**EXERCISE BRIEF**
Each record below is to be reproduced without any change.

**DATA FOR THIS EXERCISE**
---*---
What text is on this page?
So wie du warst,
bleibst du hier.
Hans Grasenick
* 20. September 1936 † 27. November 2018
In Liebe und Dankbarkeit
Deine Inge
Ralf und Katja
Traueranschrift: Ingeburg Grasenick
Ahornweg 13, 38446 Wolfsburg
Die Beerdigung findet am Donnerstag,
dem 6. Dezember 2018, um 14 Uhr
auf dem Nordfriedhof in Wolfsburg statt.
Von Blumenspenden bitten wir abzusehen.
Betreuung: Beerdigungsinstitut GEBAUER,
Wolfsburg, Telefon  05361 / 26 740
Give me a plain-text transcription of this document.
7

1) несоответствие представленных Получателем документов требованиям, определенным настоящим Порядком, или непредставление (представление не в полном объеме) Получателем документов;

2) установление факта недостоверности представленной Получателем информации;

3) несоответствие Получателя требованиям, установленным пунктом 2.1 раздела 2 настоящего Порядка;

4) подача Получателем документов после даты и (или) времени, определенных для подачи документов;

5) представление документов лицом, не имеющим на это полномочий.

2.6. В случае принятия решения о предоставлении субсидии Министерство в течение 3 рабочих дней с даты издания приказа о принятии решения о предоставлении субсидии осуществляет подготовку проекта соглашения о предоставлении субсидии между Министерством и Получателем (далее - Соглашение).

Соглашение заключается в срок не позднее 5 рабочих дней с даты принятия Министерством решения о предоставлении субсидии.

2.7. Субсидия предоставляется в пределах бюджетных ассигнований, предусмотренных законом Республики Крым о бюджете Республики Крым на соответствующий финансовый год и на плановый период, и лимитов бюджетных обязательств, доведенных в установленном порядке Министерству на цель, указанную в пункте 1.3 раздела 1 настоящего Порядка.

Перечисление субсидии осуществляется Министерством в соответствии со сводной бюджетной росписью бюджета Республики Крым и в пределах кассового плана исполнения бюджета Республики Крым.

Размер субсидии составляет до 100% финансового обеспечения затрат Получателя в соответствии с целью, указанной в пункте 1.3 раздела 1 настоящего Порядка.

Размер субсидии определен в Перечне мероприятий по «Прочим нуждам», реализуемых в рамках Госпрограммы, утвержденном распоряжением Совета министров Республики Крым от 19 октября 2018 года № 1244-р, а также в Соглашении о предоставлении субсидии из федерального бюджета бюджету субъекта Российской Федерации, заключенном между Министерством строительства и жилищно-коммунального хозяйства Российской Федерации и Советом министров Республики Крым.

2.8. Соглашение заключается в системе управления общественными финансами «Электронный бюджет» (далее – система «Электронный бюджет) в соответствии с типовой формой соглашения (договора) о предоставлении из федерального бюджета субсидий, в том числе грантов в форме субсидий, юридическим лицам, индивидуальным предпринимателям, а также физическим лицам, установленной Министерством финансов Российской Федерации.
---*---
**OUTPUT OF THE TASK**
What text is on this page?
So wie du warst,
bleibst du hier.
Hans Grasenick
* 20. September 1936 † 27. November 2018
In Liebe und Dankbarkeit
Deine Inge
Ralf und Katja
Traueranschrift: Ingeburg Grasenick
Ahornweg 13, 38446 Wolfsburg
Die Beerdigung findet am Donnerstag,
dem 6. Dezember 2018, um 14 Uhr
auf dem Nordfriedhof in Wolfsburg statt.
Von Blumenspenden bitten wir abzusehen.
Betreuung: Beerdigungsinstitut GEBAUER,
Wolfsburg, Telefon  05361 / 26 740
Give me a plain-text transcription of this document.
7

1) несоответствие представленных Получателем документов требованиям, определенным настоящим Порядком, или непредставление (представление не в полном объеме) Получателем документов;

2) установление факта недостоверности представленной Получателем информации;

3) несоответствие Получателя требованиям, установленным пунктом 2.1 раздела 2 настоящего Порядка;

4) подача Получателем документов после даты и (или) времени, определенных для подачи документов;

5) представление документов лицом, не имеющим на это полномочий.

2.6. В случае принятия решения о предоставлении субсидии Министерство в течение 3 рабочих дней с даты издания приказа о принятии решения о предоставлении субсидии осуществляет подготовку проекта соглашения о предоставлении субсидии между Министерством и Получателем (далее - Соглашение).

Соглашение заключается в срок не позднее 5 рабочих дней с даты принятия Министерством решения о предоставлении субсидии.

2.7. Субсидия предоставляется в пределах бюджетных ассигнований, предусмотренных законом Республики Крым о бюджете Республики Крым на соответствующий финансовый год и на плановый период, и лимитов бюджетных обязательств, доведенных в установленном порядке Министерству на цель, указанную в пункте 1.3 раздела 1 настоящего Порядка.

Перечисление субсидии осуществляется Министерством в соответствии со сводной бюджетной росписью бюджета Республики Крым и в пределах кассового плана исполнения бюджета Республики Крым.

Размер субсидии составляет до 100% финансового обеспечения затрат Получателя в соответствии с целью, указанной в пункте 1.3 раздела 1 настоящего Порядка.

Размер субсидии определен в Перечне мероприятий по «Прочим нуждам», реализуемых в рамках Госпрограммы, утвержденном распоряжением Совета министров Республики Крым от 19 октября 2018 года № 1244-р, а также в Соглашении о предоставлении субсидии из федерального бюджета бюджету субъекта Российской Федерации, заключенном между Министерством строительства и жилищно-коммунального хозяйства Российской Федерации и Советом министров Республики Крым.

2.8. Соглашение заключается в системе управления общественными финансами «Электронный бюджет» (далее – система «Электронный бюджет) в соответствии с типовой формой соглашения (договора) о предоставлении из федерального бюджета субсидий, в том числе грантов в форме субсидий, юридическим лицам, индивидуальным предпринимателям, а также физическим лицам, установленной Министерством финансов Российской Федерации.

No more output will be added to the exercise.